Short task> Determine how many lines of the material hold the string "Intan" and reply with only that number.

[Data entries]
Start
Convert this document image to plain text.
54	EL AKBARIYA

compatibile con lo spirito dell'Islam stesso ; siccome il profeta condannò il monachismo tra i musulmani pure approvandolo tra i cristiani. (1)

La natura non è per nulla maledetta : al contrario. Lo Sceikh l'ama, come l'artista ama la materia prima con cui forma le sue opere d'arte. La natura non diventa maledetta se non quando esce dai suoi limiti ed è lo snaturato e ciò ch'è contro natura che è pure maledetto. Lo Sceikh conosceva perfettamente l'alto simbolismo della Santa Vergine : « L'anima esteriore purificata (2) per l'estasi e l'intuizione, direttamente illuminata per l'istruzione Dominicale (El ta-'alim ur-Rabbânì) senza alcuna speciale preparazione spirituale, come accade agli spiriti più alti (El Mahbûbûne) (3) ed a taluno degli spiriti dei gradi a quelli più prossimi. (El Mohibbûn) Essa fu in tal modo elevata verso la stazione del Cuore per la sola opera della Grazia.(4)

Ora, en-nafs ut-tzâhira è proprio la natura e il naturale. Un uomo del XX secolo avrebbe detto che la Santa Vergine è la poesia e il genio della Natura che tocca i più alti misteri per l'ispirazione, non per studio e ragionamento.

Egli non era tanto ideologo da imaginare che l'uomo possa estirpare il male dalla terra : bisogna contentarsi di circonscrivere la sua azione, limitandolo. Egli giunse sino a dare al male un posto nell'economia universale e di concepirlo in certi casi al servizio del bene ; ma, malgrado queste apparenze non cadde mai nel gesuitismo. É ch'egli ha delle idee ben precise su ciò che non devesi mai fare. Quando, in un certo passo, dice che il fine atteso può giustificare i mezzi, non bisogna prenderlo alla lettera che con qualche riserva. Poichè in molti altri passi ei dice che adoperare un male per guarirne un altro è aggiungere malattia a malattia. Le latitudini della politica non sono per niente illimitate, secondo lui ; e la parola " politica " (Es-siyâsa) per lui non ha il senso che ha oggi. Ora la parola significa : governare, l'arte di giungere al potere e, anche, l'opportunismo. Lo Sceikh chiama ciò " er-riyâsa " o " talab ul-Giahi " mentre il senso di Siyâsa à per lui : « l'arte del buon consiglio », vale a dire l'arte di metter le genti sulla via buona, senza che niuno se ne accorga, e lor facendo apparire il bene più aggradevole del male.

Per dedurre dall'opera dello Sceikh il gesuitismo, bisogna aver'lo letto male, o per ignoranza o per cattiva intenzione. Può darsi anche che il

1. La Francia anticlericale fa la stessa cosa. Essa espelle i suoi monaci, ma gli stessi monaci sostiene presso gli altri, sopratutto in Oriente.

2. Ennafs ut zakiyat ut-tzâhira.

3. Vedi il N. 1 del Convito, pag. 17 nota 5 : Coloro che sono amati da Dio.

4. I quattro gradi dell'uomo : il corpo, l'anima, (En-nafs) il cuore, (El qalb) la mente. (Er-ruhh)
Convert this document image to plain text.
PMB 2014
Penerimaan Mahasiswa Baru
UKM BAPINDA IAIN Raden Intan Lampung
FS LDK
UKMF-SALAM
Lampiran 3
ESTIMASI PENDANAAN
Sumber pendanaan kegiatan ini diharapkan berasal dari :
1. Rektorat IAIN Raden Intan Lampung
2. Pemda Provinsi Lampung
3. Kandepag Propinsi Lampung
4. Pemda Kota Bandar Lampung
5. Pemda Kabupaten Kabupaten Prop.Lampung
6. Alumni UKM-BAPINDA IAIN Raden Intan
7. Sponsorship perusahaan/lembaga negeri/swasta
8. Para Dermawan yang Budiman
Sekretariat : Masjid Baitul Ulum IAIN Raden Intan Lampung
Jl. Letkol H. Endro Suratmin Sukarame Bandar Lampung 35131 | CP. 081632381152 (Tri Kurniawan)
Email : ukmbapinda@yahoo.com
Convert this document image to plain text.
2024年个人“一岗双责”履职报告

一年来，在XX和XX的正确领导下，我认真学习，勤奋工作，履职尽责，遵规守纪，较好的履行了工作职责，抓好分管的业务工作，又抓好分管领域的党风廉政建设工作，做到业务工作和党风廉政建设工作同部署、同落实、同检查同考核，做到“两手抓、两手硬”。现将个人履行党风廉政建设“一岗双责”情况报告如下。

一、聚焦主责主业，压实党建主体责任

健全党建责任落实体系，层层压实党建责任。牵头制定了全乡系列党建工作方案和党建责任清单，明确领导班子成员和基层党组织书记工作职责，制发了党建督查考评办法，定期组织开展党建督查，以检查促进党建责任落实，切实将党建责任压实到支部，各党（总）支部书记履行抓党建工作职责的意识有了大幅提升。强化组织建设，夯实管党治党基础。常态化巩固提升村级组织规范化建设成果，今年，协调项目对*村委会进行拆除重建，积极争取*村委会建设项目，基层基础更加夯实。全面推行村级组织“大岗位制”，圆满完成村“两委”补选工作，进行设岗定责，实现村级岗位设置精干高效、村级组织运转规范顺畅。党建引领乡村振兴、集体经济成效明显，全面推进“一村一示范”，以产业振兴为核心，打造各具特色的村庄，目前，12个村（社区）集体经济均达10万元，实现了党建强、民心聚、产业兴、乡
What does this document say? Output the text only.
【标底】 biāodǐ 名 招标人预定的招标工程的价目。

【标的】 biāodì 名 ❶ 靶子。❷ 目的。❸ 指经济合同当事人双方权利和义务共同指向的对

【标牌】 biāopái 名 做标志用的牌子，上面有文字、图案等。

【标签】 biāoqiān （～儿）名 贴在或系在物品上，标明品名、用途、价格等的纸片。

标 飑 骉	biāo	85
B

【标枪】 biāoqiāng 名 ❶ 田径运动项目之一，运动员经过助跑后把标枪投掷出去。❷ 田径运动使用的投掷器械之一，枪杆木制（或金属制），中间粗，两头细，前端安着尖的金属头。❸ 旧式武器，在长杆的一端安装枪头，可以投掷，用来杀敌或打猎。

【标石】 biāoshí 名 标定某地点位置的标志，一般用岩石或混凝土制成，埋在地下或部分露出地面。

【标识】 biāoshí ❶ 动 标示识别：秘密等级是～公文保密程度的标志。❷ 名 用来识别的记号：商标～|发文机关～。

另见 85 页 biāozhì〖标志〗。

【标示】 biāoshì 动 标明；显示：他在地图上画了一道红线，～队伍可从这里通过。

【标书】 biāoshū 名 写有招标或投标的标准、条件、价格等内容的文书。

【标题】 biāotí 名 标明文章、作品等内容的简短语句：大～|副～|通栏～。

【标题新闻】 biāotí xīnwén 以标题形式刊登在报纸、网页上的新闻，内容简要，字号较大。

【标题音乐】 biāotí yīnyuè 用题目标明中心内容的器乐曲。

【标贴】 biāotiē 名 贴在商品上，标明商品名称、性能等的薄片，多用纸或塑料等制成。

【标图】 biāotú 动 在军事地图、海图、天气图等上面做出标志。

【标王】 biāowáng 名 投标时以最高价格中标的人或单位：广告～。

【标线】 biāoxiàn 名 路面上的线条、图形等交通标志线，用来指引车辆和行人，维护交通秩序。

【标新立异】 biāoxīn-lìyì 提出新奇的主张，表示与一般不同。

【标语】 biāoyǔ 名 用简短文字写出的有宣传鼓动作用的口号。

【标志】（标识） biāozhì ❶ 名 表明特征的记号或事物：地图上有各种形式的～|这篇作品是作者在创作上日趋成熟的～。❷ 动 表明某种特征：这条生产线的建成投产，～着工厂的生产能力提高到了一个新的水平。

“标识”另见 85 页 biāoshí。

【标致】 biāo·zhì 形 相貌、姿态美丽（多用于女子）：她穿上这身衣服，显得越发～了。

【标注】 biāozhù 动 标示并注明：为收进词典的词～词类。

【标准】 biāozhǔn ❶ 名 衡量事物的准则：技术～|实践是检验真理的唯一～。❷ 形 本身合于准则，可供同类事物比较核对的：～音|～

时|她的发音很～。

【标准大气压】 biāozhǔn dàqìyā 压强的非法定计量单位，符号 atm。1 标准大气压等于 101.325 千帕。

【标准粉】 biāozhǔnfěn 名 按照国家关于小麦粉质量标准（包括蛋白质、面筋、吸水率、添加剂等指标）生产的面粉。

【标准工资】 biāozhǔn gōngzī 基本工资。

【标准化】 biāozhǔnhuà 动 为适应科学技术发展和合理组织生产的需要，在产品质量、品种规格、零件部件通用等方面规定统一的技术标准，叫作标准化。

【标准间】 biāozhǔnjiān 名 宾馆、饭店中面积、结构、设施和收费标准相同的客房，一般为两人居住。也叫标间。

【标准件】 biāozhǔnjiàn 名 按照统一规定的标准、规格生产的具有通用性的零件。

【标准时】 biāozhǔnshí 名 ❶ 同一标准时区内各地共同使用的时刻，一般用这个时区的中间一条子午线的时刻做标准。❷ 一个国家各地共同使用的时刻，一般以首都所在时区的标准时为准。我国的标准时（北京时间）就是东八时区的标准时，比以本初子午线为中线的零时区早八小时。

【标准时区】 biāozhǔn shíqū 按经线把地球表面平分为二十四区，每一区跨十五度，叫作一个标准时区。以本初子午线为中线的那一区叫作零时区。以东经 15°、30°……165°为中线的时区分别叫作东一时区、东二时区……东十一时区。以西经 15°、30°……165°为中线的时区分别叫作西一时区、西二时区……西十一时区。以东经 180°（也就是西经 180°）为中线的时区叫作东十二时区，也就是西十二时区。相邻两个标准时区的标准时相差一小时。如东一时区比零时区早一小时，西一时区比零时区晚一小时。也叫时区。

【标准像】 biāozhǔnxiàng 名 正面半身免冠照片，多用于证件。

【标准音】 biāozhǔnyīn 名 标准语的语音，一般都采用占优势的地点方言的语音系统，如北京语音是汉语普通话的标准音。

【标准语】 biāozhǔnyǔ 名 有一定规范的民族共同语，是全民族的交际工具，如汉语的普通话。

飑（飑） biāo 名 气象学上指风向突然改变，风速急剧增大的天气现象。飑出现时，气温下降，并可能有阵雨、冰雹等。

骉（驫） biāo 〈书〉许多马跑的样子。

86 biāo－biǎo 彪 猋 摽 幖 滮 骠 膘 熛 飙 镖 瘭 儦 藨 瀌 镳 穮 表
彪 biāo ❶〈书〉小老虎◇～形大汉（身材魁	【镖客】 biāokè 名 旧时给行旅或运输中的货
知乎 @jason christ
End
Output of the exercise> 4